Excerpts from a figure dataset
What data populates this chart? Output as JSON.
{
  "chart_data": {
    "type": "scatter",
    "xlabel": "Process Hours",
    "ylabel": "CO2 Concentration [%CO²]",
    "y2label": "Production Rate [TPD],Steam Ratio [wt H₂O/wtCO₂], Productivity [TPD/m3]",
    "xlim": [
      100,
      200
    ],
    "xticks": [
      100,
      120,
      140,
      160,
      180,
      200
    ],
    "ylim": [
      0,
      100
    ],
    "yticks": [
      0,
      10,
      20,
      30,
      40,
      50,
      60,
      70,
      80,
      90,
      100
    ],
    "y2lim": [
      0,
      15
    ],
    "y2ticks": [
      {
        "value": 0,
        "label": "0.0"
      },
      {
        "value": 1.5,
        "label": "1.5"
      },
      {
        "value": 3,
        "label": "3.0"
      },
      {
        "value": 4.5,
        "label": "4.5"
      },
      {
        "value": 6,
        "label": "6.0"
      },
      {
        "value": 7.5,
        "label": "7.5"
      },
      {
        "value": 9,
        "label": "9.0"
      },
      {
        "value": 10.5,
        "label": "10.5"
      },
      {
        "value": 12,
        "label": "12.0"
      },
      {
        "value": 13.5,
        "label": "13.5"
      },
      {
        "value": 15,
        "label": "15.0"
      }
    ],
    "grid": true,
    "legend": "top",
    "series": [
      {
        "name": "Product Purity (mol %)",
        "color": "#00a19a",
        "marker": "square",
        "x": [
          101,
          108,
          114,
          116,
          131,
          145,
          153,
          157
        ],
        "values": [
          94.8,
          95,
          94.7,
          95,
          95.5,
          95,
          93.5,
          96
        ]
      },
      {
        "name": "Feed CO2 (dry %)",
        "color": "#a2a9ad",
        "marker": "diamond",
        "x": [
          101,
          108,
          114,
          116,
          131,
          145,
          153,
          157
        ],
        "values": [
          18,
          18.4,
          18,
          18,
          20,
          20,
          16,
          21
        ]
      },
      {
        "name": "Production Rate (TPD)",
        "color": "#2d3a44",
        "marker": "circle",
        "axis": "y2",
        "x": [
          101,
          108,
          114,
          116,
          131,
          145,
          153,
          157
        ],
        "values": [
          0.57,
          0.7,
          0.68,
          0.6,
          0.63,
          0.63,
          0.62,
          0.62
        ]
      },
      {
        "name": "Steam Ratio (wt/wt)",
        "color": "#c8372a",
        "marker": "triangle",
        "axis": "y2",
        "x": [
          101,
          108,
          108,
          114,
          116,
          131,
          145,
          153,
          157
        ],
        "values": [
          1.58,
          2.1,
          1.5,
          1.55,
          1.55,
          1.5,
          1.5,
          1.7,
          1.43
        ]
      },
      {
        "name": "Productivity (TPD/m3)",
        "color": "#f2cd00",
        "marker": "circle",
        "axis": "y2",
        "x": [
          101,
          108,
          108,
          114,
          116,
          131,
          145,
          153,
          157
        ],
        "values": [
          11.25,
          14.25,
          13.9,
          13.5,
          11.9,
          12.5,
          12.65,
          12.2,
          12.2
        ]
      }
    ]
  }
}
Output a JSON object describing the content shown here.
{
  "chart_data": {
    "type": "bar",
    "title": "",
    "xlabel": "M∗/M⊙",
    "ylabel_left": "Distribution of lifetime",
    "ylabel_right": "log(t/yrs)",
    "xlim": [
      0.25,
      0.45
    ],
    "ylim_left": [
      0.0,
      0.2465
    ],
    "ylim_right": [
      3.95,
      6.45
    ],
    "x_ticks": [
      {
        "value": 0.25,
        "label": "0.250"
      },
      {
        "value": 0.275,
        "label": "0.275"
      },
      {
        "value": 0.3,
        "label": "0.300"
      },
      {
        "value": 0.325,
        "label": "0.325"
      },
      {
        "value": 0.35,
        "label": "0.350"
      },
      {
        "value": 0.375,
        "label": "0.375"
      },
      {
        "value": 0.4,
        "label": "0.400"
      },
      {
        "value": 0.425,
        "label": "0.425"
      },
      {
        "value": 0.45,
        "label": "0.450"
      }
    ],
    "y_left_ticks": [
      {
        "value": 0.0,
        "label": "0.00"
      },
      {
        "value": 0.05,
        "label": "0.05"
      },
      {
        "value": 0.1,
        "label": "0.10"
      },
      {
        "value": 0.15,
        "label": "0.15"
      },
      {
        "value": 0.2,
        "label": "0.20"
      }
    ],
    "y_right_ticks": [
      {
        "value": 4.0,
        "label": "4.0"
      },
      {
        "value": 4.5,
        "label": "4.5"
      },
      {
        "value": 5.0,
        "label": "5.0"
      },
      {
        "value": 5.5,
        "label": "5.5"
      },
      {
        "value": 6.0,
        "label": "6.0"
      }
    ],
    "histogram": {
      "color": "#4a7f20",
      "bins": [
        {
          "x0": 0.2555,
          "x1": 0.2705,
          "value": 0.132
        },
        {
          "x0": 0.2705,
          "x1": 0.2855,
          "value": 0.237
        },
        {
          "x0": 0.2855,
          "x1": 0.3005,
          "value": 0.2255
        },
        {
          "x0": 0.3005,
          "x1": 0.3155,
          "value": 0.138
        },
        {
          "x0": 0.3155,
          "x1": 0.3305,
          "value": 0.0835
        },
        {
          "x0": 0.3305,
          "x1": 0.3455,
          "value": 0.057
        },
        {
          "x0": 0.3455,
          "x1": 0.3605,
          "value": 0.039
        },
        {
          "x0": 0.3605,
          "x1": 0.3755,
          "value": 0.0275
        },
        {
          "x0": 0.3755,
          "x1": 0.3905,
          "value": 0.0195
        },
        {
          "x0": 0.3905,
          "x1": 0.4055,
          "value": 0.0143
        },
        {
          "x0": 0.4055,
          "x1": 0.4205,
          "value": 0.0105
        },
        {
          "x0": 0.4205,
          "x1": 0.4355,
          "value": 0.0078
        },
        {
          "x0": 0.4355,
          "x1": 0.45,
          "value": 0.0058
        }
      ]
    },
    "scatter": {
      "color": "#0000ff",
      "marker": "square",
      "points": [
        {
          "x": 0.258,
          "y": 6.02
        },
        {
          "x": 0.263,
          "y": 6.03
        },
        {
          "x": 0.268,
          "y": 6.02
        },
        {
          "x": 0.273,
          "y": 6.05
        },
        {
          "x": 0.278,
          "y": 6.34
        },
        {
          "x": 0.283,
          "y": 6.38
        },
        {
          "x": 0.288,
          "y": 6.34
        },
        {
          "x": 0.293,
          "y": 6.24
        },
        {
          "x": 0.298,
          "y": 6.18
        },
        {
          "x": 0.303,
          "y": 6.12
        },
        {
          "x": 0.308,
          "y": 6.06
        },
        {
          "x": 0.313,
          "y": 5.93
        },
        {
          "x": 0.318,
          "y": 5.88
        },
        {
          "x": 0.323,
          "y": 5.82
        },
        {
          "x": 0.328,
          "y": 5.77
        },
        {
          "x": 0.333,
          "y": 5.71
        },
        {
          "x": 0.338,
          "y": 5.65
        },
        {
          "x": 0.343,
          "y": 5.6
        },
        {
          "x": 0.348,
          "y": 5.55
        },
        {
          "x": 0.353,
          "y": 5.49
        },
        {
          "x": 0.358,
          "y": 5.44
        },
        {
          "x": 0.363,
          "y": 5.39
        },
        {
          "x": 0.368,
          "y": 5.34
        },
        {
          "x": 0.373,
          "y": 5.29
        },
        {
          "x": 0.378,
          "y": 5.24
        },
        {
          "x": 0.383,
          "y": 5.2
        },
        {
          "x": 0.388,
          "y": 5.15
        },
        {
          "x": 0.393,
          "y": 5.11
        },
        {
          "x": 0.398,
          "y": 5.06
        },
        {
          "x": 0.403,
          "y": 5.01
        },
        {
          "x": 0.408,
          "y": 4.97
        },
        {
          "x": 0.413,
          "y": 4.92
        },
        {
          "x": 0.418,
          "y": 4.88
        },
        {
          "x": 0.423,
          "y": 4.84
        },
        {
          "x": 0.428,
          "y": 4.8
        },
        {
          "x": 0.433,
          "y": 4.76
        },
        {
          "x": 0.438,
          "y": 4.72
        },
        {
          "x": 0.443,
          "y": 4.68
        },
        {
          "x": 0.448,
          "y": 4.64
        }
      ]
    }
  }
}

▶ _What needs to be done_
From the data above, copy each line where the string "Productivity" appears.

▶ _Solution_
    "y2label": "Production Rate [TPD],Steam Ratio [wt H₂O/wtCO₂], Productivity [TPD/m3]",
        "name": "Productivity (TPD/m3)",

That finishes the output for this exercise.